» **Work to complete**:
Look over the lines below. Report each one that includes the string "funding".

» **Exercise materials**:

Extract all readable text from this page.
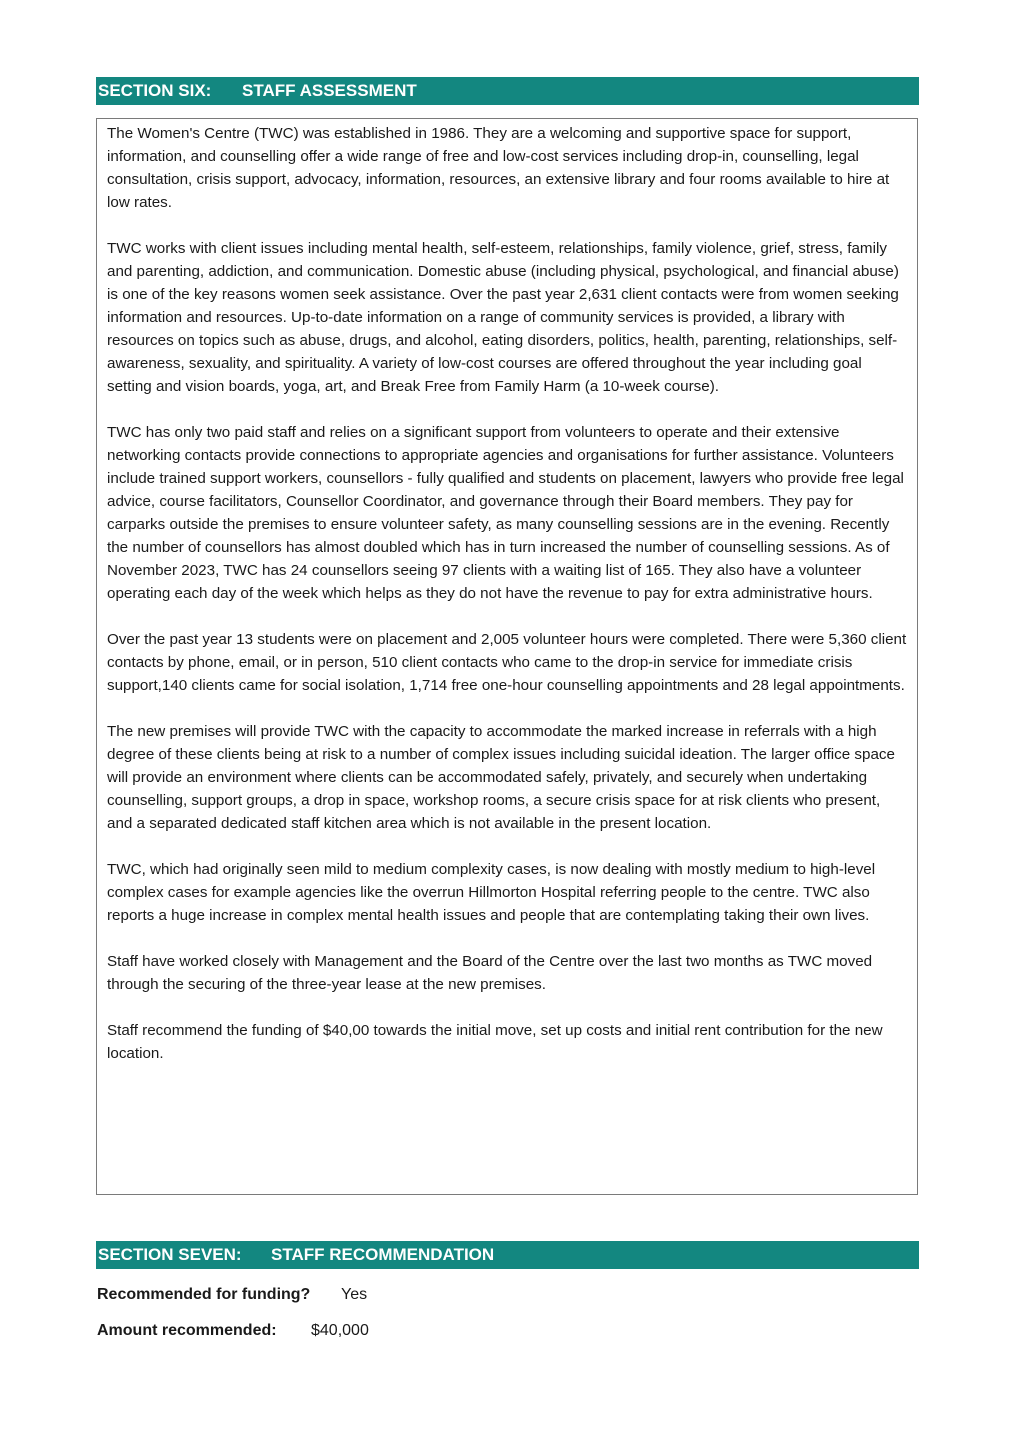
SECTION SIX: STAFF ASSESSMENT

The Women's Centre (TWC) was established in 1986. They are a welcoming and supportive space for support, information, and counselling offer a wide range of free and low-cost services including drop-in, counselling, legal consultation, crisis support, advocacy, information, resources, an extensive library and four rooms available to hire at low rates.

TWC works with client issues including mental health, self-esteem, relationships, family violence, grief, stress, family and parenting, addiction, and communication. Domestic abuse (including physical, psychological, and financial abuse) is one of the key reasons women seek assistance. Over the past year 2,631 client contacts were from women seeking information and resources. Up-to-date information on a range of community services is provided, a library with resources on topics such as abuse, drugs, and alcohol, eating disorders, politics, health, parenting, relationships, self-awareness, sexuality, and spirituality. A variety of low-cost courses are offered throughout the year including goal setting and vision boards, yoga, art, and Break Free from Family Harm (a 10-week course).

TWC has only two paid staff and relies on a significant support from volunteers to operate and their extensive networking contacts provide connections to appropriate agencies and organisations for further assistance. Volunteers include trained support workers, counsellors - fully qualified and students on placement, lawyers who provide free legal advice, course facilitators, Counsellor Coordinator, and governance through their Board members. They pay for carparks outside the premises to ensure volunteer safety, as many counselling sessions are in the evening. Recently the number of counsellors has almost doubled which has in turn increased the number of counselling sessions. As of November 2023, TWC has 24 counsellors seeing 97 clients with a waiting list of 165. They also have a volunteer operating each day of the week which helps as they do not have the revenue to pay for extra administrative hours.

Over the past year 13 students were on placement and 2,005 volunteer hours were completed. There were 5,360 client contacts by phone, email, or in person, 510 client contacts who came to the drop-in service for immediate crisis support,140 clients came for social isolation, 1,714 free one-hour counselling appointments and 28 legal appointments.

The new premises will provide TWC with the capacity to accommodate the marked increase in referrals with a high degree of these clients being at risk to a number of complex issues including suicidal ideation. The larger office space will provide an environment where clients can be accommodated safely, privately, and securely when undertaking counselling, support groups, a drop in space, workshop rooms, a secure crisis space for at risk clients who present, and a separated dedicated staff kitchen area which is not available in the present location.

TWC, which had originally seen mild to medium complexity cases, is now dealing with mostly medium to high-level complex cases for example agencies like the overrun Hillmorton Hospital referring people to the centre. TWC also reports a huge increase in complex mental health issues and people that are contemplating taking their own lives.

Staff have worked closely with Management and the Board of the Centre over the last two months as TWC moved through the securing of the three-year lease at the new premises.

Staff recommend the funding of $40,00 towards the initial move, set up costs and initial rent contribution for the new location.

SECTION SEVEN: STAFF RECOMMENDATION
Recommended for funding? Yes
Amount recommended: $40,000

==

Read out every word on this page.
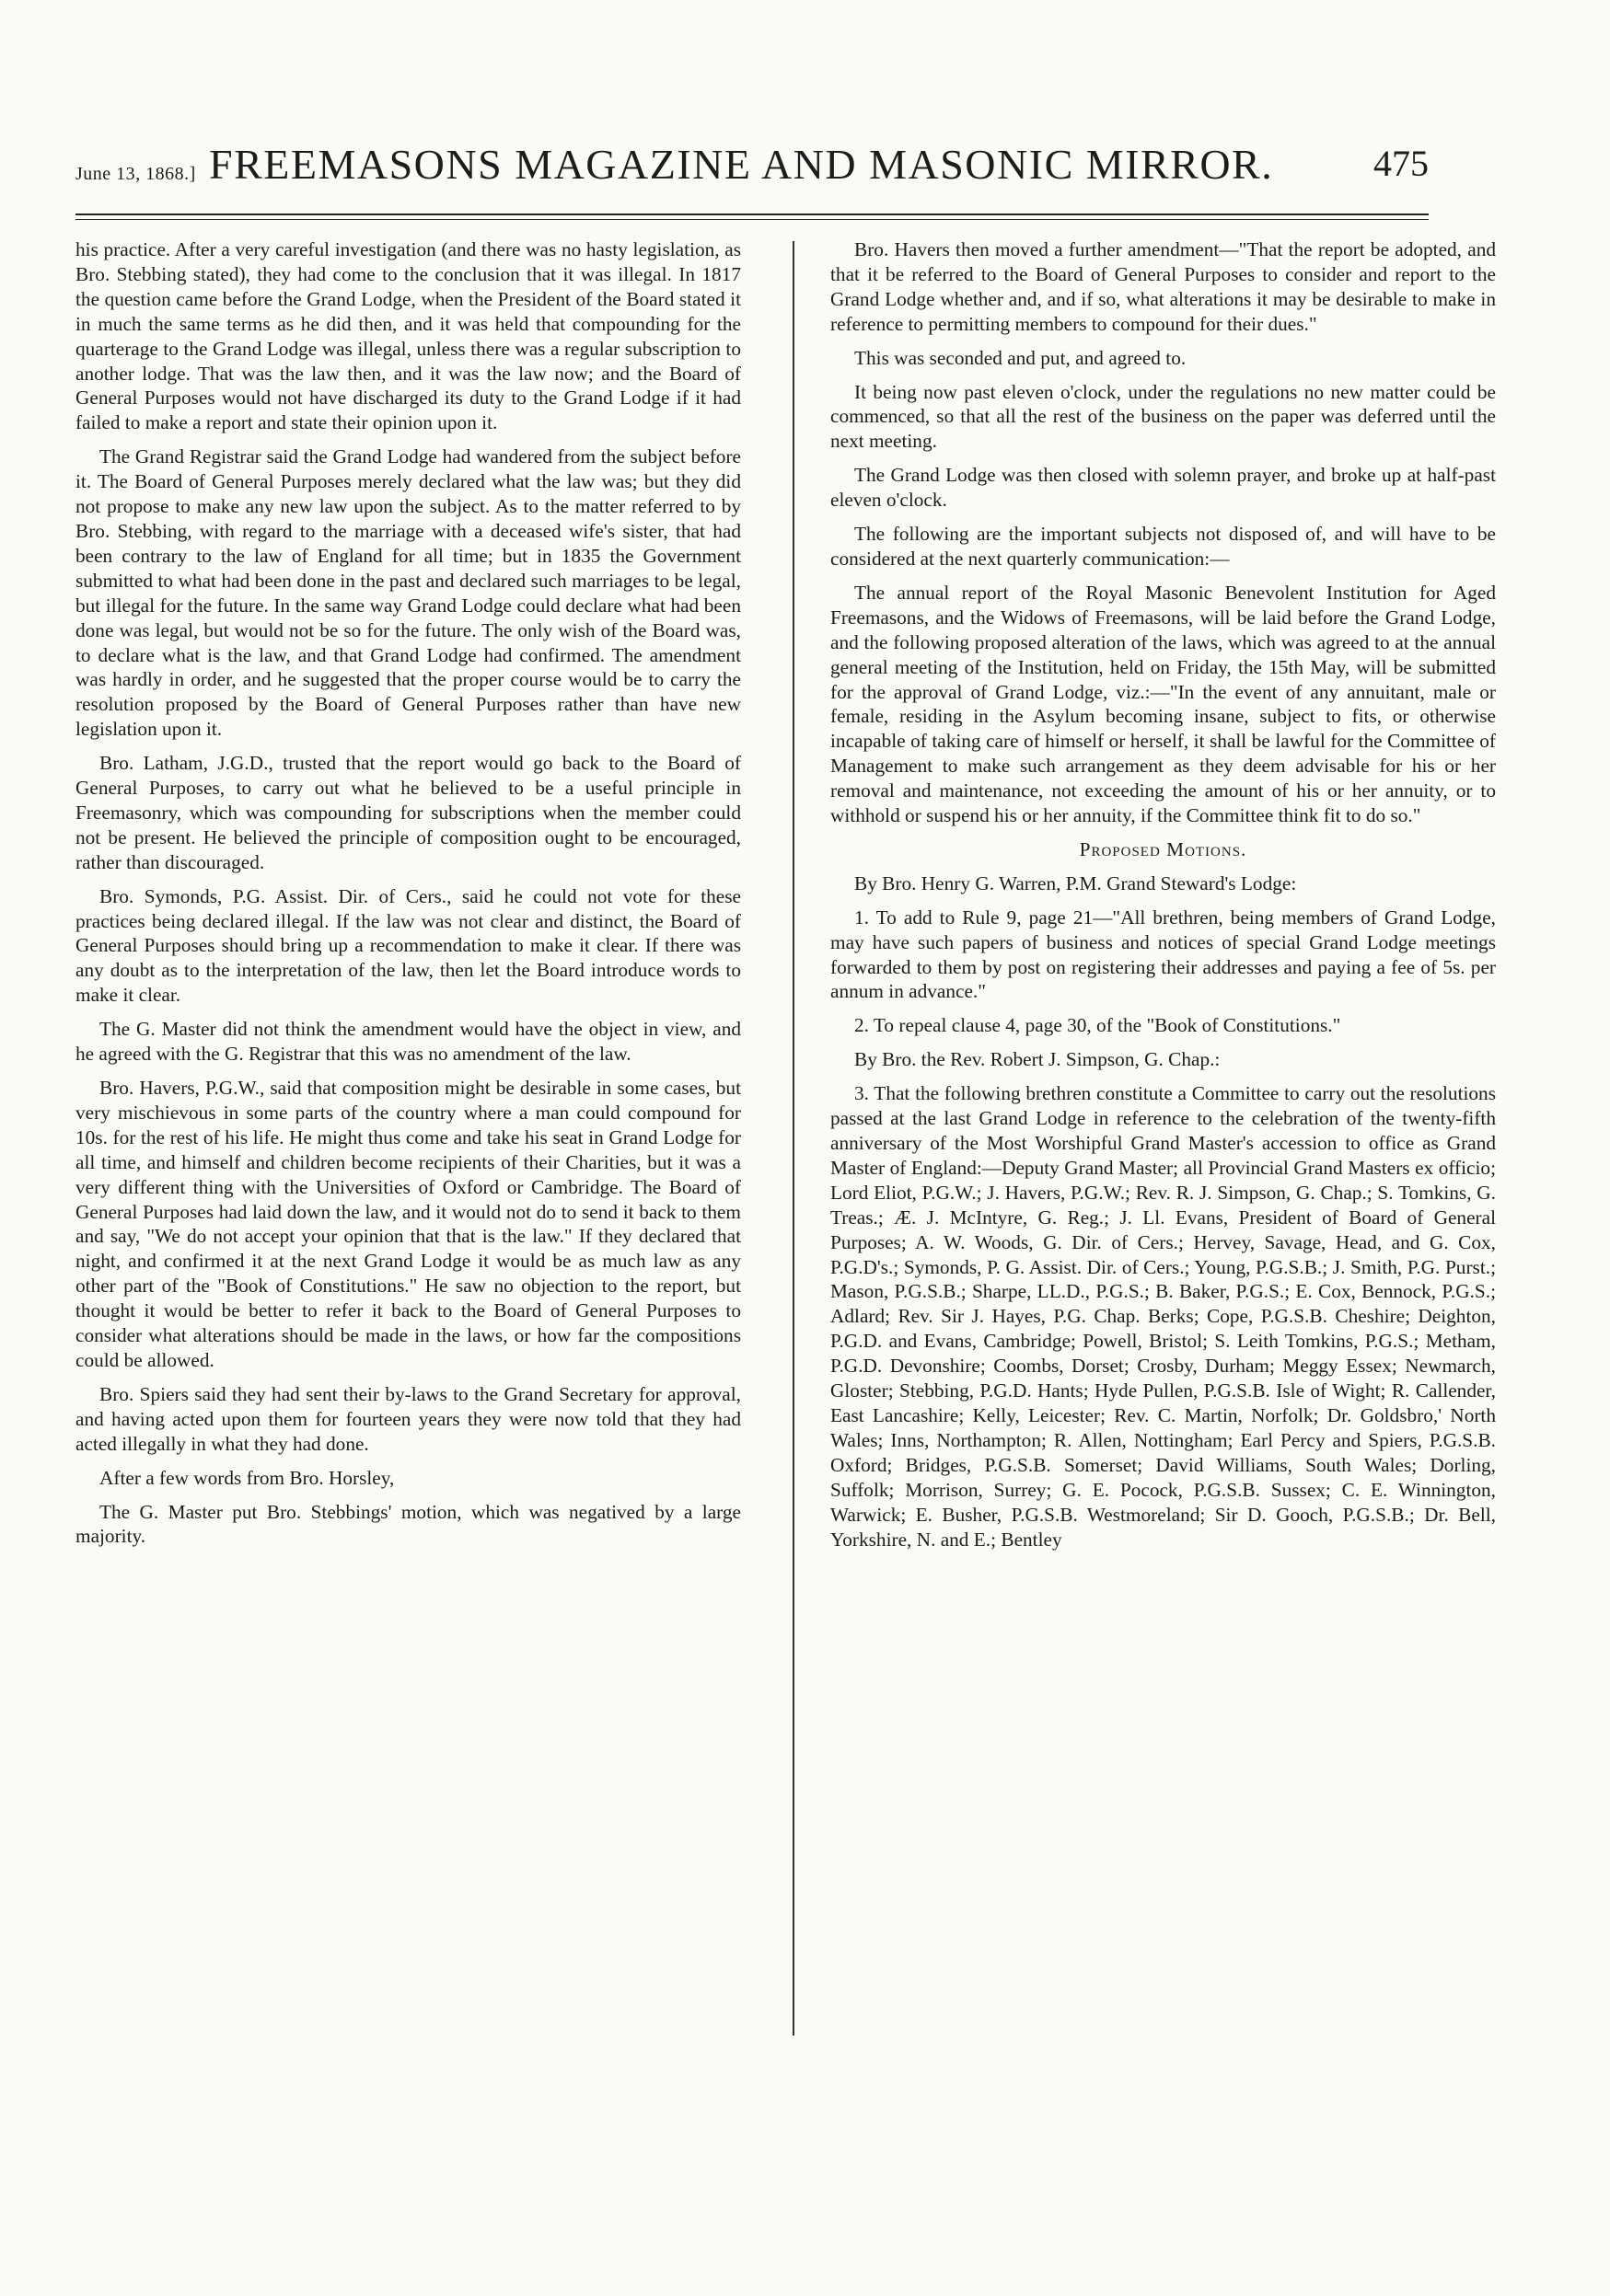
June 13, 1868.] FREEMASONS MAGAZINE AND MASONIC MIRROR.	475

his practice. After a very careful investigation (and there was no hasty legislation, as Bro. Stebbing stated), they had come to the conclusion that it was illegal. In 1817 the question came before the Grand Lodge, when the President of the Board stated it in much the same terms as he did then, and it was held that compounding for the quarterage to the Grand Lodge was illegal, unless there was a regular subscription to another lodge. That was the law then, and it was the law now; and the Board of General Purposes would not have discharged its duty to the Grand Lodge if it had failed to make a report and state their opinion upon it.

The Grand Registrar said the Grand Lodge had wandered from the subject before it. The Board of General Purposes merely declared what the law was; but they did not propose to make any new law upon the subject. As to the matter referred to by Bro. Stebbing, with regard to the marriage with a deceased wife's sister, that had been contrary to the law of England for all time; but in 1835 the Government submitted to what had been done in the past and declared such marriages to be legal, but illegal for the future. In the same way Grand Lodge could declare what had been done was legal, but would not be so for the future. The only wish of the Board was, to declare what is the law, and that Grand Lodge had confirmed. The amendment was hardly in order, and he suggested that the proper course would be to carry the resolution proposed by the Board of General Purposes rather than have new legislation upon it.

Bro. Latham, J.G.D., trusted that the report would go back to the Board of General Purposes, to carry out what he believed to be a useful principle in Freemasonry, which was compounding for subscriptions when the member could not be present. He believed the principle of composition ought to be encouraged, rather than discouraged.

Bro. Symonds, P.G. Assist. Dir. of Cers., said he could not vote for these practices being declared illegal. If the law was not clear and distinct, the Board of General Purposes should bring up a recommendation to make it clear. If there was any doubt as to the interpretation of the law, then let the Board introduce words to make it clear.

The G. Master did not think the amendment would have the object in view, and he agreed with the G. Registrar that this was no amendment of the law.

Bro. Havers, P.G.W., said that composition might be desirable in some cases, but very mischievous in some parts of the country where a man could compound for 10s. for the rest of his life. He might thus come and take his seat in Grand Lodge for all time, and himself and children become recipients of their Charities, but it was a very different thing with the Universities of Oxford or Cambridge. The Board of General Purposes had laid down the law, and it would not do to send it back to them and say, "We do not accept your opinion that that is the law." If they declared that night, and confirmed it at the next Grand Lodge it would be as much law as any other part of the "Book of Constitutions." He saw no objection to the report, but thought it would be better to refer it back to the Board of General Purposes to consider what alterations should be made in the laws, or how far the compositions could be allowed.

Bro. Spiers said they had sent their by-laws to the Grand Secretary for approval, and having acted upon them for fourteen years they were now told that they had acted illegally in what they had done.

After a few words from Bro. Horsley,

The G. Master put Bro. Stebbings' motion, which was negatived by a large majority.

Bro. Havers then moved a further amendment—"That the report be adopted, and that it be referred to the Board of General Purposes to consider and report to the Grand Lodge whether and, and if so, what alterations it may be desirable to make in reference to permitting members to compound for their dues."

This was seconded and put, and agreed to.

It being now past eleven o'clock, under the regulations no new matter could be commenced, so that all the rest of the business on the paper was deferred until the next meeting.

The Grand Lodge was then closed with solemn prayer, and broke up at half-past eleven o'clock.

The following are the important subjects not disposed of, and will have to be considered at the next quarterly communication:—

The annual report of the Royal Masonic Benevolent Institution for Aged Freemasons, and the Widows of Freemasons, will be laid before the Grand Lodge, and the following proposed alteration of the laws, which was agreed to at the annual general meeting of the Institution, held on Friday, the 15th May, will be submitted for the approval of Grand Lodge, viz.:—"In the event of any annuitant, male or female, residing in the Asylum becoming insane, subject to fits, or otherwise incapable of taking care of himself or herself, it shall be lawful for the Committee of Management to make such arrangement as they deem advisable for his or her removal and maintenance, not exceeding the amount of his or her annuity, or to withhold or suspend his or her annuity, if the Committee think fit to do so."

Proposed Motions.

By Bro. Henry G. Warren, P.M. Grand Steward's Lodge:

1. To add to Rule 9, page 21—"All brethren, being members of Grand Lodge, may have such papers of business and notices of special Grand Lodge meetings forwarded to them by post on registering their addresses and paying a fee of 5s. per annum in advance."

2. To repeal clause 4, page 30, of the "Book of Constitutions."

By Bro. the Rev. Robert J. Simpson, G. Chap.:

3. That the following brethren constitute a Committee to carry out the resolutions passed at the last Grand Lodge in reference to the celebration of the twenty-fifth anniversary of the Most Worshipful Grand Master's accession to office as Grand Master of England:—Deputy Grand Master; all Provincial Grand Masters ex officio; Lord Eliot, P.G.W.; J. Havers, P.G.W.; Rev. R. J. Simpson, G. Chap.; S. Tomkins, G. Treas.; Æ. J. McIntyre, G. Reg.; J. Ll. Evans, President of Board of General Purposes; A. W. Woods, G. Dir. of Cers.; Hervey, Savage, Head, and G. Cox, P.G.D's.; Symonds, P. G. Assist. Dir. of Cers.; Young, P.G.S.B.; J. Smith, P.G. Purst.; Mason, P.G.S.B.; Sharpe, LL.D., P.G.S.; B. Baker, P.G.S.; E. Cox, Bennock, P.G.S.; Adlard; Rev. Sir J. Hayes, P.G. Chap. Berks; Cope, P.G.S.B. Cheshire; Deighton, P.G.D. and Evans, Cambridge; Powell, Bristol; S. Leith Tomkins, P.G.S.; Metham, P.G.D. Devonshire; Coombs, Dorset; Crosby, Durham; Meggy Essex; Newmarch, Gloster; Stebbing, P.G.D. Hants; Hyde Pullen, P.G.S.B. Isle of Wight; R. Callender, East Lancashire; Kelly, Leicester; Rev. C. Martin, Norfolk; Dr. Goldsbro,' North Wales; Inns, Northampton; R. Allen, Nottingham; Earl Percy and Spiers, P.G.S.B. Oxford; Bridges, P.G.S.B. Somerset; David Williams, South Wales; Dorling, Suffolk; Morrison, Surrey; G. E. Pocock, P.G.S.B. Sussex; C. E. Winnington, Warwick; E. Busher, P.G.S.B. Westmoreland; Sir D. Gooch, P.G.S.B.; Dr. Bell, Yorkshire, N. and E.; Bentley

...

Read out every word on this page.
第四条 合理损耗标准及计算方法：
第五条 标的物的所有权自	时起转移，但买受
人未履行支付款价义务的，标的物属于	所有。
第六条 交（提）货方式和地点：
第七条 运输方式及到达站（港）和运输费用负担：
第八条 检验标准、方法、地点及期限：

» **Solution for this task**:
Staff recommend the funding of $40,00 towards the initial move, set up costs and initial rent contribution for the new location.
Recommended for funding? Yes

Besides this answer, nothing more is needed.